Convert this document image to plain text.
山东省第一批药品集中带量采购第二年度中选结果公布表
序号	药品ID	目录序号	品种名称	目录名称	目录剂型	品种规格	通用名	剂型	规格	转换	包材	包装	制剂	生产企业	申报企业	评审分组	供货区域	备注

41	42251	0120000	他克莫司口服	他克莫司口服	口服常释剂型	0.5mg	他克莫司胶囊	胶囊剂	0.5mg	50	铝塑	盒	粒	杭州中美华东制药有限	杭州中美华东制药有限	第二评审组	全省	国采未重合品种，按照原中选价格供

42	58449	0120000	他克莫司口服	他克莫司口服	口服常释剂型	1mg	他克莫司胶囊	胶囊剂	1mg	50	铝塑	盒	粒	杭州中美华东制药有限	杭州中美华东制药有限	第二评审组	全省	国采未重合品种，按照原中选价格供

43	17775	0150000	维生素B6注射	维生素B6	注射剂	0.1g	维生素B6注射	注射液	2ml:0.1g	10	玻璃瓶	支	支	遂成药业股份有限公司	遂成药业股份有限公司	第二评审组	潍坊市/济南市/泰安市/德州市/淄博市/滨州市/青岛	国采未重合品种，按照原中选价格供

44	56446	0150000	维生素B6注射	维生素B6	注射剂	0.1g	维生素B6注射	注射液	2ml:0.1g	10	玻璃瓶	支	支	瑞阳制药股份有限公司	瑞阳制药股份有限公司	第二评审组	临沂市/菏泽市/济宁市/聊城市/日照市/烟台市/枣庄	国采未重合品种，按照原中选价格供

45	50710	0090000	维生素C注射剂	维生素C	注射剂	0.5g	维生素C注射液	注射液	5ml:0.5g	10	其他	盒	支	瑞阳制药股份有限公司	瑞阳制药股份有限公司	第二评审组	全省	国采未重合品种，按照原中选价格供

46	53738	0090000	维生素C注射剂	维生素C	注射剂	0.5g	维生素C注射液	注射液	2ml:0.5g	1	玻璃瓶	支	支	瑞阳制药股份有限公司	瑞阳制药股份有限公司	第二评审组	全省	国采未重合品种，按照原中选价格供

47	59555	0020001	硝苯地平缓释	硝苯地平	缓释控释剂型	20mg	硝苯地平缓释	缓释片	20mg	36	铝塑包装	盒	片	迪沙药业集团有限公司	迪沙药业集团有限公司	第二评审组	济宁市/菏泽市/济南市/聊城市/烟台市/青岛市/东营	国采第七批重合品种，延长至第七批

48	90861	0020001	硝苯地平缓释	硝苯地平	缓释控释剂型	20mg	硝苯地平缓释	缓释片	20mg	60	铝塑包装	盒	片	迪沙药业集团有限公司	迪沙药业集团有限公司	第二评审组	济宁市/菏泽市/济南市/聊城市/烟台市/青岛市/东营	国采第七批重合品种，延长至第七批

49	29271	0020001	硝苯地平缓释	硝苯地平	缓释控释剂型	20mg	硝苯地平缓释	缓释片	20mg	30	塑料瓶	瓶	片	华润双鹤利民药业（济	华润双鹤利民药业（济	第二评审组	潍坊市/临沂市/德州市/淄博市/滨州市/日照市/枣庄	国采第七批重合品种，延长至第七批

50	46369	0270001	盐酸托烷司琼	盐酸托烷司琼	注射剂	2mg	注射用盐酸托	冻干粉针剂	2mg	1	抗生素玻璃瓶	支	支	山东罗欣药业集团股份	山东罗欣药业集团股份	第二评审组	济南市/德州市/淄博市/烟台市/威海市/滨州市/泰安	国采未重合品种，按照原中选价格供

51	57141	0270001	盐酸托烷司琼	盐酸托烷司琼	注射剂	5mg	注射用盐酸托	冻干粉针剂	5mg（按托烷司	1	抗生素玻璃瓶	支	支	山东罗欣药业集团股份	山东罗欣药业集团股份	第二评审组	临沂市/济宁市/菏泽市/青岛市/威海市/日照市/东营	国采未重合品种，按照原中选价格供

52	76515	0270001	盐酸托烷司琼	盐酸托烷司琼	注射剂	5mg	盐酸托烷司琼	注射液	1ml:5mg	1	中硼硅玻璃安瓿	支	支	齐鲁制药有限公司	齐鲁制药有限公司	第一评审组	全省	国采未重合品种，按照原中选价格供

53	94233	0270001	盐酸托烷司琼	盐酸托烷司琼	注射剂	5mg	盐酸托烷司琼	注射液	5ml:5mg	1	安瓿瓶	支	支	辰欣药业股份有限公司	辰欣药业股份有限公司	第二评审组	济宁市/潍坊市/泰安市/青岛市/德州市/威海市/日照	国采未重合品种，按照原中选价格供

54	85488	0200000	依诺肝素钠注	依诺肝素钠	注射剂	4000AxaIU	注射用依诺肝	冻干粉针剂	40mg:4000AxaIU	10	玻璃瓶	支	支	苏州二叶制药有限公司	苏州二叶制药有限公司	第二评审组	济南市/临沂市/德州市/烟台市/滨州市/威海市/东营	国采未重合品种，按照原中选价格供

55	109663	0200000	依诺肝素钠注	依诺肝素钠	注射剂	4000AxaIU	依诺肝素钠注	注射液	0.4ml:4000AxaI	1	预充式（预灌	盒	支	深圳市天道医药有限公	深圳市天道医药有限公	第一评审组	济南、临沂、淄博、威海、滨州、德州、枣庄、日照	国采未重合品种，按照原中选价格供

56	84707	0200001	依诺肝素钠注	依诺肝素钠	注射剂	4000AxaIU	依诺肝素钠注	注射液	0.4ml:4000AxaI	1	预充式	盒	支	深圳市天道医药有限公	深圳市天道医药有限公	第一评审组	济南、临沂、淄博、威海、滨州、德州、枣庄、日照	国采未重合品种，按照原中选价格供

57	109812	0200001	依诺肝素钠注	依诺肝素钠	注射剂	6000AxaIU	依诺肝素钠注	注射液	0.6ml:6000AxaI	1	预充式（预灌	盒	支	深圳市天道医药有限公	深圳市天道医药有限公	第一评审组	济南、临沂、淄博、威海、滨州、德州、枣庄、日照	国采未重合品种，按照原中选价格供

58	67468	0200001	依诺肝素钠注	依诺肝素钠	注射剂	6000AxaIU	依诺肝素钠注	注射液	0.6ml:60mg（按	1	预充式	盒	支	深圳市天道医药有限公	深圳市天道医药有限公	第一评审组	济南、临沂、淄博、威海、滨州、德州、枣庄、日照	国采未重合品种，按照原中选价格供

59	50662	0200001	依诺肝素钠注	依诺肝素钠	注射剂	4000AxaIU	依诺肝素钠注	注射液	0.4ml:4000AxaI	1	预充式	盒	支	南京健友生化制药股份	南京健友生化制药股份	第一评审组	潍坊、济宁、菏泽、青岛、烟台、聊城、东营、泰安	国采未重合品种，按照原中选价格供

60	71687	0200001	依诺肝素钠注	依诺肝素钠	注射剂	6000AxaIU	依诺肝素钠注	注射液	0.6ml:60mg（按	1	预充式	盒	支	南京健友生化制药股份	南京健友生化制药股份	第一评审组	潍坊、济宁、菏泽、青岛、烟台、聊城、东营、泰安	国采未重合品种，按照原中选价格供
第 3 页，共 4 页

• Required task: Copy each record from above without leaving any out.

• Finished task:
Convert this document image to plain text.
山东省第一批药品集中带量采购第二年度中选结果公布表
序号	药品ID	目录序号	品种名称	目录名称	目录剂型	品种规格	通用名	剂型	规格	转换	包材	包装	制剂	生产企业	申报企业	评审分组	供货区域	备注

41	42251	0120000	他克莫司口服	他克莫司口服	口服常释剂型	0.5mg	他克莫司胶囊	胶囊剂	0.5mg	50	铝塑	盒	粒	杭州中美华东制药有限	杭州中美华东制药有限	第二评审组	全省	国采未重合品种，按照原中选价格供

42	58449	0120000	他克莫司口服	他克莫司口服	口服常释剂型	1mg	他克莫司胶囊	胶囊剂	1mg	50	铝塑	盒	粒	杭州中美华东制药有限	杭州中美华东制药有限	第二评审组	全省	国采未重合品种，按照原中选价格供

43	17775	0150000	维生素B6注射	维生素B6	注射剂	0.1g	维生素B6注射	注射液	2ml:0.1g	10	玻璃瓶	支	支	遂成药业股份有限公司	遂成药业股份有限公司	第二评审组	潍坊市/济南市/泰安市/德州市/淄博市/滨州市/青岛	国采未重合品种，按照原中选价格供

44	56446	0150000	维生素B6注射	维生素B6	注射剂	0.1g	维生素B6注射	注射液	2ml:0.1g	10	玻璃瓶	支	支	瑞阳制药股份有限公司	瑞阳制药股份有限公司	第二评审组	临沂市/菏泽市/济宁市/聊城市/日照市/烟台市/枣庄	国采未重合品种，按照原中选价格供

45	50710	0090000	维生素C注射剂	维生素C	注射剂	0.5g	维生素C注射液	注射液	5ml:0.5g	10	其他	盒	支	瑞阳制药股份有限公司	瑞阳制药股份有限公司	第二评审组	全省	国采未重合品种，按照原中选价格供

46	53738	0090000	维生素C注射剂	维生素C	注射剂	0.5g	维生素C注射液	注射液	2ml:0.5g	1	玻璃瓶	支	支	瑞阳制药股份有限公司	瑞阳制药股份有限公司	第二评审组	全省	国采未重合品种，按照原中选价格供

47	59555	0020001	硝苯地平缓释	硝苯地平	缓释控释剂型	20mg	硝苯地平缓释	缓释片	20mg	36	铝塑包装	盒	片	迪沙药业集团有限公司	迪沙药业集团有限公司	第二评审组	济宁市/菏泽市/济南市/聊城市/烟台市/青岛市/东营	国采第七批重合品种，延长至第七批

48	90861	0020001	硝苯地平缓释	硝苯地平	缓释控释剂型	20mg	硝苯地平缓释	缓释片	20mg	60	铝塑包装	盒	片	迪沙药业集团有限公司	迪沙药业集团有限公司	第二评审组	济宁市/菏泽市/济南市/聊城市/烟台市/青岛市/东营	国采第七批重合品种，延长至第七批

49	29271	0020001	硝苯地平缓释	硝苯地平	缓释控释剂型	20mg	硝苯地平缓释	缓释片	20mg	30	塑料瓶	瓶	片	华润双鹤利民药业（济	华润双鹤利民药业（济	第二评审组	潍坊市/临沂市/德州市/淄博市/滨州市/日照市/枣庄	国采第七批重合品种，延长至第七批

50	46369	0270001	盐酸托烷司琼	盐酸托烷司琼	注射剂	2mg	注射用盐酸托	冻干粉针剂	2mg	1	抗生素玻璃瓶	支	支	山东罗欣药业集团股份	山东罗欣药业集团股份	第二评审组	济南市/德州市/淄博市/烟台市/威海市/滨州市/泰安	国采未重合品种，按照原中选价格供

51	57141	0270001	盐酸托烷司琼	盐酸托烷司琼	注射剂	5mg	注射用盐酸托	冻干粉针剂	5mg（按托烷司	1	抗生素玻璃瓶	支	支	山东罗欣药业集团股份	山东罗欣药业集团股份	第二评审组	临沂市/济宁市/菏泽市/青岛市/威海市/日照市/东营	国采未重合品种，按照原中选价格供

52	76515	0270001	盐酸托烷司琼	盐酸托烷司琼	注射剂	5mg	盐酸托烷司琼	注射液	1ml:5mg	1	中硼硅玻璃安瓿	支	支	齐鲁制药有限公司	齐鲁制药有限公司	第一评审组	全省	国采未重合品种，按照原中选价格供

53	94233	0270001	盐酸托烷司琼	盐酸托烷司琼	注射剂	5mg	盐酸托烷司琼	注射液	5ml:5mg	1	安瓿瓶	支	支	辰欣药业股份有限公司	辰欣药业股份有限公司	第二评审组	济宁市/潍坊市/泰安市/青岛市/德州市/威海市/日照	国采未重合品种，按照原中选价格供

54	85488	0200000	依诺肝素钠注	依诺肝素钠	注射剂	4000AxaIU	注射用依诺肝	冻干粉针剂	40mg:4000AxaIU	10	玻璃瓶	支	支	苏州二叶制药有限公司	苏州二叶制药有限公司	第二评审组	济南市/临沂市/德州市/烟台市/滨州市/威海市/东营	国采未重合品种，按照原中选价格供

55	109663	0200000	依诺肝素钠注	依诺肝素钠	注射剂	4000AxaIU	依诺肝素钠注	注射液	0.4ml:4000AxaI	1	预充式（预灌	盒	支	深圳市天道医药有限公	深圳市天道医药有限公	第一评审组	济南、临沂、淄博、威海、滨州、德州、枣庄、日照	国采未重合品种，按照原中选价格供

56	84707	0200001	依诺肝素钠注	依诺肝素钠	注射剂	4000AxaIU	依诺肝素钠注	注射液	0.4ml:4000AxaI	1	预充式	盒	支	深圳市天道医药有限公	深圳市天道医药有限公	第一评审组	济南、临沂、淄博、威海、滨州、德州、枣庄、日照	国采未重合品种，按照原中选价格供

57	109812	0200001	依诺肝素钠注	依诺肝素钠	注射剂	6000AxaIU	依诺肝素钠注	注射液	0.6ml:6000AxaI	1	预充式（预灌	盒	支	深圳市天道医药有限公	深圳市天道医药有限公	第一评审组	济南、临沂、淄博、威海、滨州、德州、枣庄、日照	国采未重合品种，按照原中选价格供

58	67468	0200001	依诺肝素钠注	依诺肝素钠	注射剂	6000AxaIU	依诺肝素钠注	注射液	0.6ml:60mg（按	1	预充式	盒	支	深圳市天道医药有限公	深圳市天道医药有限公	第一评审组	济南、临沂、淄博、威海、滨州、德州、枣庄、日照	国采未重合品种，按照原中选价格供

59	50662	0200001	依诺肝素钠注	依诺肝素钠	注射剂	4000AxaIU	依诺肝素钠注	注射液	0.4ml:4000AxaI	1	预充式	盒	支	南京健友生化制药股份	南京健友生化制药股份	第一评审组	潍坊、济宁、菏泽、青岛、烟台、聊城、东营、泰安	国采未重合品种，按照原中选价格供

60	71687	0200001	依诺肝素钠注	依诺肝素钠	注射剂	6000AxaIU	依诺肝素钠注	注射液	0.6ml:60mg（按	1	预充式	盒	支	南京健友生化制药股份	南京健友生化制药股份	第一评审组	潍坊、济宁、菏泽、青岛、烟台、聊城、东营、泰安	国采未重合品种，按照原中选价格供
第 3 页，共 4 页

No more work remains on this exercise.